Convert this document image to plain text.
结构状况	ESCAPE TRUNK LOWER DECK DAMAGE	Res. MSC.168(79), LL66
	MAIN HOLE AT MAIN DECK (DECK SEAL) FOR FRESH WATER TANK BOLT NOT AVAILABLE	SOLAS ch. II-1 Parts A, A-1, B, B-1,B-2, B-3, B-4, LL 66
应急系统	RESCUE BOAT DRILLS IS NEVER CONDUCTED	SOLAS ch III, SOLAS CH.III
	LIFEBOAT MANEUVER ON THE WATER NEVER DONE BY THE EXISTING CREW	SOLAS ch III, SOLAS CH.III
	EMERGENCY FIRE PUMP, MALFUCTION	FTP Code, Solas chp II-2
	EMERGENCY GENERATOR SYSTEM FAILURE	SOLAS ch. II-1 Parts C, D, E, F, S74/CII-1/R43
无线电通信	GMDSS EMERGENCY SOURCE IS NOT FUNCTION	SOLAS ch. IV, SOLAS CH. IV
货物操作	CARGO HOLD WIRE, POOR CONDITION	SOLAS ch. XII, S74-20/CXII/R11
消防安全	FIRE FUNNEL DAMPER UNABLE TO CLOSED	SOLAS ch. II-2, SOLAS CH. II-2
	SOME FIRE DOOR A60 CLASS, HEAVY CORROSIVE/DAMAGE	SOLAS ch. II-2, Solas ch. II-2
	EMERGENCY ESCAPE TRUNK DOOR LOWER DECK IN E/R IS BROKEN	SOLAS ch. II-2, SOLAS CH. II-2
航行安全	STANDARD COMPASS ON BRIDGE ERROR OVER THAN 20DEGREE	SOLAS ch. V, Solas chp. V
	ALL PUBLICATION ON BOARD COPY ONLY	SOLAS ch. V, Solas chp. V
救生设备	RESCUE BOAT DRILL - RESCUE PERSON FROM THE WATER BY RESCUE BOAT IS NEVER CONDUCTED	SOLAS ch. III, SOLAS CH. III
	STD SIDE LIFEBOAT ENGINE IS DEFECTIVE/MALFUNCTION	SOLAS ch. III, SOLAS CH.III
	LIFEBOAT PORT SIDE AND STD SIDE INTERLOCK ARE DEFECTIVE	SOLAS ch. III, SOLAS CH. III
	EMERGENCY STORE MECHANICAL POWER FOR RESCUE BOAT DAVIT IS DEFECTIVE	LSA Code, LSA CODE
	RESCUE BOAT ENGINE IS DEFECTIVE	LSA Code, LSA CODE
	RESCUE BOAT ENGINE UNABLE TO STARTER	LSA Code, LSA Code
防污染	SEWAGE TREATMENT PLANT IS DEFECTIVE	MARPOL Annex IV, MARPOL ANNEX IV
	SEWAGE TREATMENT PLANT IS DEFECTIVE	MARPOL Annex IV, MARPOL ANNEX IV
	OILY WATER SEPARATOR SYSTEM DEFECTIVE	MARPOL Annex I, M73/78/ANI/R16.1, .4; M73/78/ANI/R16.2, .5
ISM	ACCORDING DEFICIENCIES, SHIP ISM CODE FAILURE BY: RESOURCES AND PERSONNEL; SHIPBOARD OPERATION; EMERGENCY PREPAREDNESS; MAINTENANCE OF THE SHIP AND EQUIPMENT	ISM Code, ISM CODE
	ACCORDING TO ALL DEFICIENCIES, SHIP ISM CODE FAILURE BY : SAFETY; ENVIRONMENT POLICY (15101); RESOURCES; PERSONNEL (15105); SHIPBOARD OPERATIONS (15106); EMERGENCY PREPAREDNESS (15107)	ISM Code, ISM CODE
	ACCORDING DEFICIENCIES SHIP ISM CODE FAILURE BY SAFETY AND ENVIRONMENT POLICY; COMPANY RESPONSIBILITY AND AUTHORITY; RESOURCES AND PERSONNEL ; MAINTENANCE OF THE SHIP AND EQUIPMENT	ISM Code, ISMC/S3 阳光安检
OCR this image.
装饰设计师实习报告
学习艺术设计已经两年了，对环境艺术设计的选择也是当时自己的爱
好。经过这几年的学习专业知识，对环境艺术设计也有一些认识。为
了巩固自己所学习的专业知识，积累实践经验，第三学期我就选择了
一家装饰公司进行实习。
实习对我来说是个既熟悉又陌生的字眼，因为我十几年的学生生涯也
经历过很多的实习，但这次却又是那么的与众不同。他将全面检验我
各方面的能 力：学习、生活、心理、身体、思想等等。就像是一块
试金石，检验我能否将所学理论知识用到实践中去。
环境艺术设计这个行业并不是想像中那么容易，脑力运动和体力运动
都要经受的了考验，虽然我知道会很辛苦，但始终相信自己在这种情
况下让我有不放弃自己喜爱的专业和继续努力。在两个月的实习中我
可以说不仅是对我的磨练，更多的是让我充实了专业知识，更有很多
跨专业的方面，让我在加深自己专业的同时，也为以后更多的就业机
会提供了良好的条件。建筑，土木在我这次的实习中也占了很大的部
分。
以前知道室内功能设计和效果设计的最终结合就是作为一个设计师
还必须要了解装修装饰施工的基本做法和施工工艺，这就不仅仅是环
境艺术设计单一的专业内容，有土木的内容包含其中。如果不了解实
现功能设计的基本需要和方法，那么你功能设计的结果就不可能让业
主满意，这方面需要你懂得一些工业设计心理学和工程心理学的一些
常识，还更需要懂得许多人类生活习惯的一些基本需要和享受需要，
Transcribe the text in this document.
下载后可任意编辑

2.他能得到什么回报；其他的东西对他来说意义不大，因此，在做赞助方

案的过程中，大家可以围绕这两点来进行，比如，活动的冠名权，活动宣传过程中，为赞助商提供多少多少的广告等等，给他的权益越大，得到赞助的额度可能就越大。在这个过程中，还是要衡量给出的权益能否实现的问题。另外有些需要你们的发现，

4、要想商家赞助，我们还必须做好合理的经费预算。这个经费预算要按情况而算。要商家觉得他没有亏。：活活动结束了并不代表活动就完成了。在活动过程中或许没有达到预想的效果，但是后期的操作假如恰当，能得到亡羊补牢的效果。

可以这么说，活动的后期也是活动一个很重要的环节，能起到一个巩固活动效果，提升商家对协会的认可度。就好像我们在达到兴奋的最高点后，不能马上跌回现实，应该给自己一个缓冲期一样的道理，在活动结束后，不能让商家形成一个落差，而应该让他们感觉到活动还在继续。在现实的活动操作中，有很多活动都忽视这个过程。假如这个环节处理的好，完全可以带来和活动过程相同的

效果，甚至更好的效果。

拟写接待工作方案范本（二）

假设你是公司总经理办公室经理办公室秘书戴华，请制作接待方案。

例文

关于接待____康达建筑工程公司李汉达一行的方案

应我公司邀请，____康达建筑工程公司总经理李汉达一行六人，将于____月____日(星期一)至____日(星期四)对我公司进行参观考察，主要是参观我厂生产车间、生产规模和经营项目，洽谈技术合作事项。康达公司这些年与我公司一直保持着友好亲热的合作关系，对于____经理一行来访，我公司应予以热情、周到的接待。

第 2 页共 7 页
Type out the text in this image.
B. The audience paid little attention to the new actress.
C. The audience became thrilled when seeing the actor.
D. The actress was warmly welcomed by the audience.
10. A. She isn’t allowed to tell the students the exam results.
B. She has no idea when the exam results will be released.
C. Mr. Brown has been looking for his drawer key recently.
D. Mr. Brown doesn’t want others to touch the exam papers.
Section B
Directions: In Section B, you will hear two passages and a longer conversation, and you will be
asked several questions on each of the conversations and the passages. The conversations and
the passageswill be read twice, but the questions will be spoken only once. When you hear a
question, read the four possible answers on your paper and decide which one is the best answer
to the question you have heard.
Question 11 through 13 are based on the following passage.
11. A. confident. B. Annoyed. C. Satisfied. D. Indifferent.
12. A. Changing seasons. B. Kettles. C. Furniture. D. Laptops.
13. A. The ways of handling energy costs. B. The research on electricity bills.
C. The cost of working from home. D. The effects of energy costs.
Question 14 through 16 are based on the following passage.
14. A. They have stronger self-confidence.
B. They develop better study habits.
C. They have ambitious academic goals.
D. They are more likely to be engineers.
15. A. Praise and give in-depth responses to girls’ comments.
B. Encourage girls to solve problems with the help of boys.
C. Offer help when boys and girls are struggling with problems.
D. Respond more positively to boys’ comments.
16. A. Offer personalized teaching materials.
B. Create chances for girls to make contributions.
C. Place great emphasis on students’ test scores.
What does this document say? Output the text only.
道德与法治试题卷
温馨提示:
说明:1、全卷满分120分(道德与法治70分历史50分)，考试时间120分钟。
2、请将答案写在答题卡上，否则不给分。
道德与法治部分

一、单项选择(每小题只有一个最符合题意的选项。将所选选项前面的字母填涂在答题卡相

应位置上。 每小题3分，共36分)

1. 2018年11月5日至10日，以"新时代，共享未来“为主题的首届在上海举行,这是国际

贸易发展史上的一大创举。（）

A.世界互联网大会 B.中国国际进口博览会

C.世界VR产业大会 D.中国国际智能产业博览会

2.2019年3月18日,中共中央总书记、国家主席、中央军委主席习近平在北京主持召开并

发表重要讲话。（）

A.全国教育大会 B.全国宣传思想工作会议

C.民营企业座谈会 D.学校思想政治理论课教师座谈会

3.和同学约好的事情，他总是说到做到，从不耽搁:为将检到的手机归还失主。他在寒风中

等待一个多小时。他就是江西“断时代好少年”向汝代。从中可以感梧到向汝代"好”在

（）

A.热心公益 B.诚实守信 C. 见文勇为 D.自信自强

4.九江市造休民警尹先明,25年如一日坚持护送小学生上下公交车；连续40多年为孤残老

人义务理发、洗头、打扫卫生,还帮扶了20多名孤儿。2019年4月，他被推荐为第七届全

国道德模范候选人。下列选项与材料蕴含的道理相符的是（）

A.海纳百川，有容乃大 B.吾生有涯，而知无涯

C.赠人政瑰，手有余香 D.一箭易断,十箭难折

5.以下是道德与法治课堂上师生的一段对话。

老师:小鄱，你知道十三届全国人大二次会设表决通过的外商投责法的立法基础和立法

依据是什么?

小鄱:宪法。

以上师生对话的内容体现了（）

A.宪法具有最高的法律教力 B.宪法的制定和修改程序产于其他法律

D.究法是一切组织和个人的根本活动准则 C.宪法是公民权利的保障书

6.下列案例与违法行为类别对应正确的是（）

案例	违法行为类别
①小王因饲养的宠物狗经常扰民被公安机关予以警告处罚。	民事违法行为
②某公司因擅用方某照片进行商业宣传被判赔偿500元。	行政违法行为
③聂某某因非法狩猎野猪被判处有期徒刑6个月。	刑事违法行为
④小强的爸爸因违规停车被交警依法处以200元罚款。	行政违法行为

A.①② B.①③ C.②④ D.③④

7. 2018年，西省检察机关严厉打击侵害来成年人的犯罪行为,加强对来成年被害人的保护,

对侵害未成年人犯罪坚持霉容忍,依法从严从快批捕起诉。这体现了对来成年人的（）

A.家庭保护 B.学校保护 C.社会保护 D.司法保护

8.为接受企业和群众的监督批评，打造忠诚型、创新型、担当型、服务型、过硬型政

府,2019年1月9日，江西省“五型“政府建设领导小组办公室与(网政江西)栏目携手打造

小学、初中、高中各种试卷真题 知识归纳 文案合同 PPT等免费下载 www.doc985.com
=-=-=
Extract all lines from the data in which "MAINTENANCE" is found.

ISM	ACCORDING DEFICIENCIES, SHIP ISM CODE FAILURE BY: RESOURCES AND PERSONNEL; SHIPBOARD OPERATION; EMERGENCY PREPAREDNESS; MAINTENANCE OF THE SHIP AND EQUIPMENT	ISM Code, ISM CODE
	ACCORDING DEFICIENCIES SHIP ISM CODE FAILURE BY SAFETY AND ENVIRONMENT POLICY; COMPANY RESPONSIBILITY AND AUTHORITY; RESOURCES AND PERSONNEL ; MAINTENANCE OF THE SHIP AND EQUIPMENT	ISM Code, ISMC/S3 阳光安检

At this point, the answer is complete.